■ TASK OBJECTIVE ■
Among the entries below, find all lines that include "ViRP" and copy them.

[Records from a collection]
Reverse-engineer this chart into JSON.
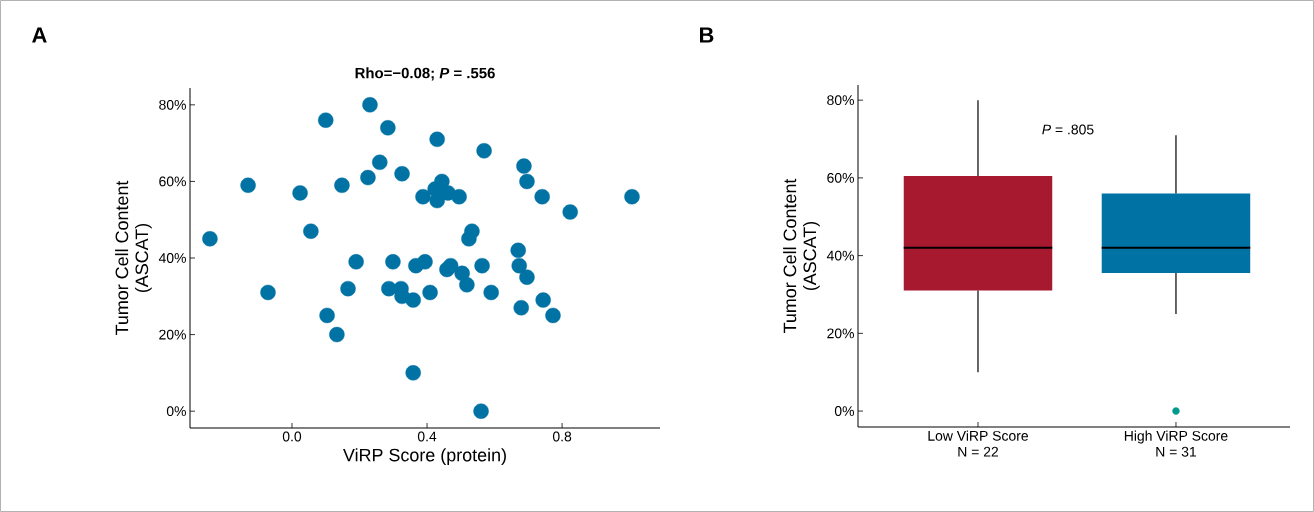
{
  "chart_data": [
    {
      "type": "scatter",
      "title": "Rho=−0.08; *P* = .556",
      "xlabel": "ViRP Score (protein)",
      "ylabel": "Tumor Cell Content (ASCAT)",
      "annotations": [
        "A"
      ],
      "x": [
        -0.243,
        -0.13,
        -0.071,
        0.024,
        0.056,
        0.1,
        0.104,
        0.133,
        0.148,
        0.166,
        0.19,
        0.225,
        0.231,
        0.26,
        0.284,
        0.287,
        0.299,
        0.323,
        0.326,
        0.326,
        0.359,
        0.359,
        0.367,
        0.388,
        0.394,
        0.409,
        0.424,
        0.43,
        0.43,
        0.444,
        0.459,
        0.462,
        0.47,
        0.495,
        0.504,
        0.518,
        0.524,
        0.533,
        0.56,
        0.563,
        0.569,
        0.59,
        0.67,
        0.673,
        0.679,
        0.687,
        0.696,
        0.696,
        0.741,
        0.744,
        0.773,
        0.824,
        1.007
      ],
      "values": [
        45,
        59,
        31,
        57,
        47,
        76,
        25,
        20,
        59,
        32,
        39,
        61,
        80,
        65,
        74,
        32,
        39,
        32,
        30,
        62,
        29,
        10,
        38,
        56,
        39,
        31,
        58,
        71,
        55,
        60,
        37,
        57,
        38,
        56,
        36,
        33,
        45,
        47,
        0,
        38,
        68,
        31,
        42,
        38,
        27,
        64,
        35,
        60,
        56,
        29,
        25,
        52,
        56
      ],
      "color": "#0072a3",
      "xlim": [
        -0.302,
        1.09
      ],
      "ylim": [
        -4.4,
        84.4
      ],
      "xticks": [
        {
          "value": 0,
          "label": "0.0"
        },
        {
          "value": 0.4,
          "label": "0.4"
        },
        {
          "value": 0.8,
          "label": "0.8"
        }
      ],
      "yticks": [
        {
          "value": 0,
          "label": "0%"
        },
        {
          "value": 20,
          "label": "20%"
        },
        {
          "value": 40,
          "label": "40%"
        },
        {
          "value": 60,
          "label": "60%"
        },
        {
          "value": 80,
          "label": "80%"
        }
      ]
    },
    {
      "type": "box",
      "ylabel": "Tumor Cell Content (ASCAT)",
      "annotations": [
        "B",
        "*P* = .805"
      ],
      "categories": [
        "Low ViRP Score N = 22",
        "High ViRP Score N = 31"
      ],
      "boxes": [
        {
          "low": 10,
          "q1": 31,
          "median": 42,
          "q3": 60.5,
          "high": 80
        },
        {
          "low": 25,
          "q1": 35.5,
          "median": 42,
          "q3": 56,
          "high": 71,
          "outliers": [
            0
          ]
        }
      ],
      "colors": [
        "#a6192e",
        "#0072a3"
      ],
      "ylim": [
        -4.1,
        83.9
      ],
      "yticks": [
        {
          "value": 0,
          "label": "0%"
        },
        {
          "value": 20,
          "label": "20%"
        },
        {
          "value": 40,
          "label": "40%"
        },
        {
          "value": 60,
          "label": "60%"
        },
        {
          "value": 80,
          "label": "80%"
        }
      ]
    }
  ]
}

■ SOLUTION FOR THIS EXERCISE ■
      "xlabel": "ViRP Score (protein)",
        "Low ViRP Score N = 22",
        "High ViRP Score N = 31"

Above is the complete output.